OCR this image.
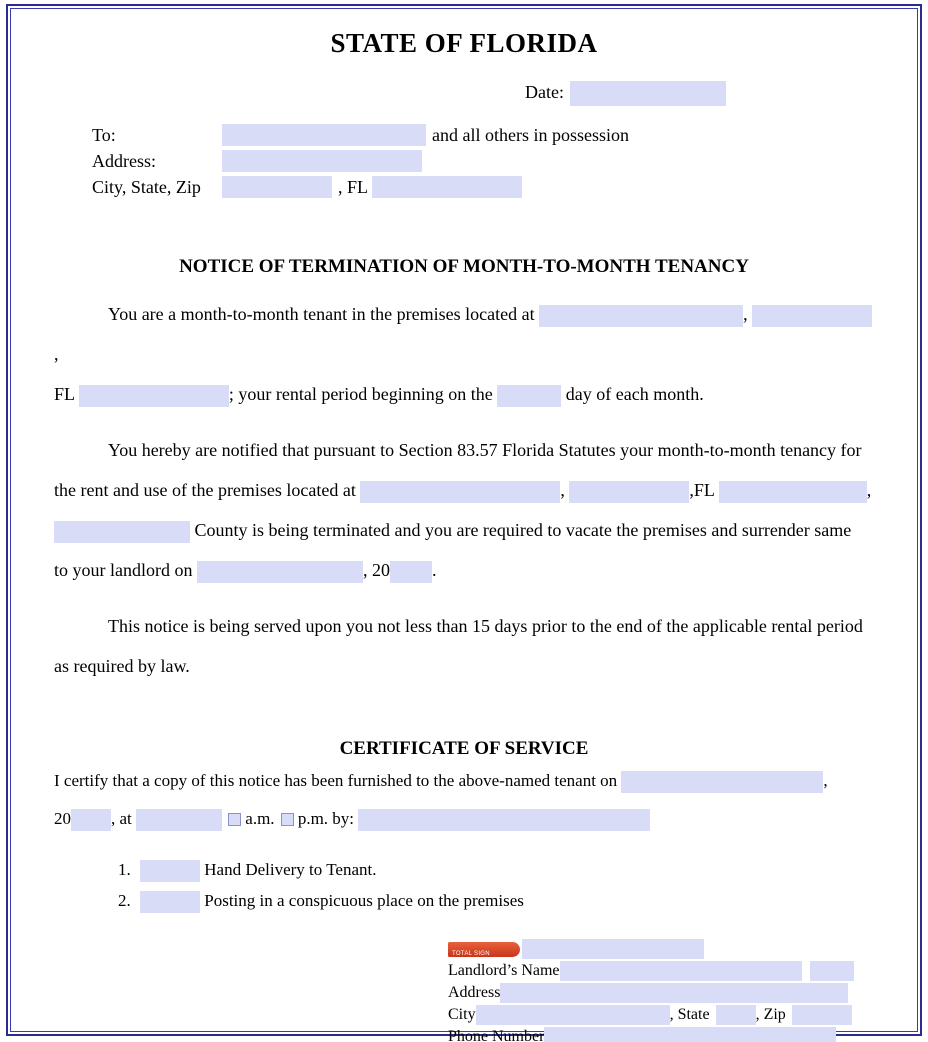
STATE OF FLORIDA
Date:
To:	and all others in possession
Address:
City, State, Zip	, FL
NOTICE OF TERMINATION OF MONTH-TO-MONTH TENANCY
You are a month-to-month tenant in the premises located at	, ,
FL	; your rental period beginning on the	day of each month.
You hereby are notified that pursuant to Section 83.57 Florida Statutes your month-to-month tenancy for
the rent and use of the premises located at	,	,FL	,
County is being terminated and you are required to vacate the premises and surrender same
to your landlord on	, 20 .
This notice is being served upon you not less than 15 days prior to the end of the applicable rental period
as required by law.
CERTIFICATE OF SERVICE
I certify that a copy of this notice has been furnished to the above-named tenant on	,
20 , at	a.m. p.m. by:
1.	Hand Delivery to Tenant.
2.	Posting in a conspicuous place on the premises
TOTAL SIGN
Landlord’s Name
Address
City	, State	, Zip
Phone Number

● ● ● ● ● ● ●

- **Instructions for the task**
Your task is to retype all the entries exactly and leave out any pictures.

- **Result**
OCR this image.
STATE OF FLORIDA
Date:
To:	and all others in possession
Address:
City, State, Zip	, FL
NOTICE OF TERMINATION OF MONTH-TO-MONTH TENANCY
You are a month-to-month tenant in the premises located at	, ,
FL	; your rental period beginning on the	day of each month.
You hereby are notified that pursuant to Section 83.57 Florida Statutes your month-to-month tenancy for
the rent and use of the premises located at	,	,FL	,
County is being terminated and you are required to vacate the premises and surrender same
to your landlord on	, 20 .
This notice is being served upon you not less than 15 days prior to the end of the applicable rental period
as required by law.
CERTIFICATE OF SERVICE
I certify that a copy of this notice has been furnished to the above-named tenant on	,
20 , at	a.m. p.m. by:
1.	Hand Delivery to Tenant.
2.	Posting in a conspicuous place on the premises
TOTAL SIGN
Landlord’s Name
Address
City	, State	, Zip
Phone Number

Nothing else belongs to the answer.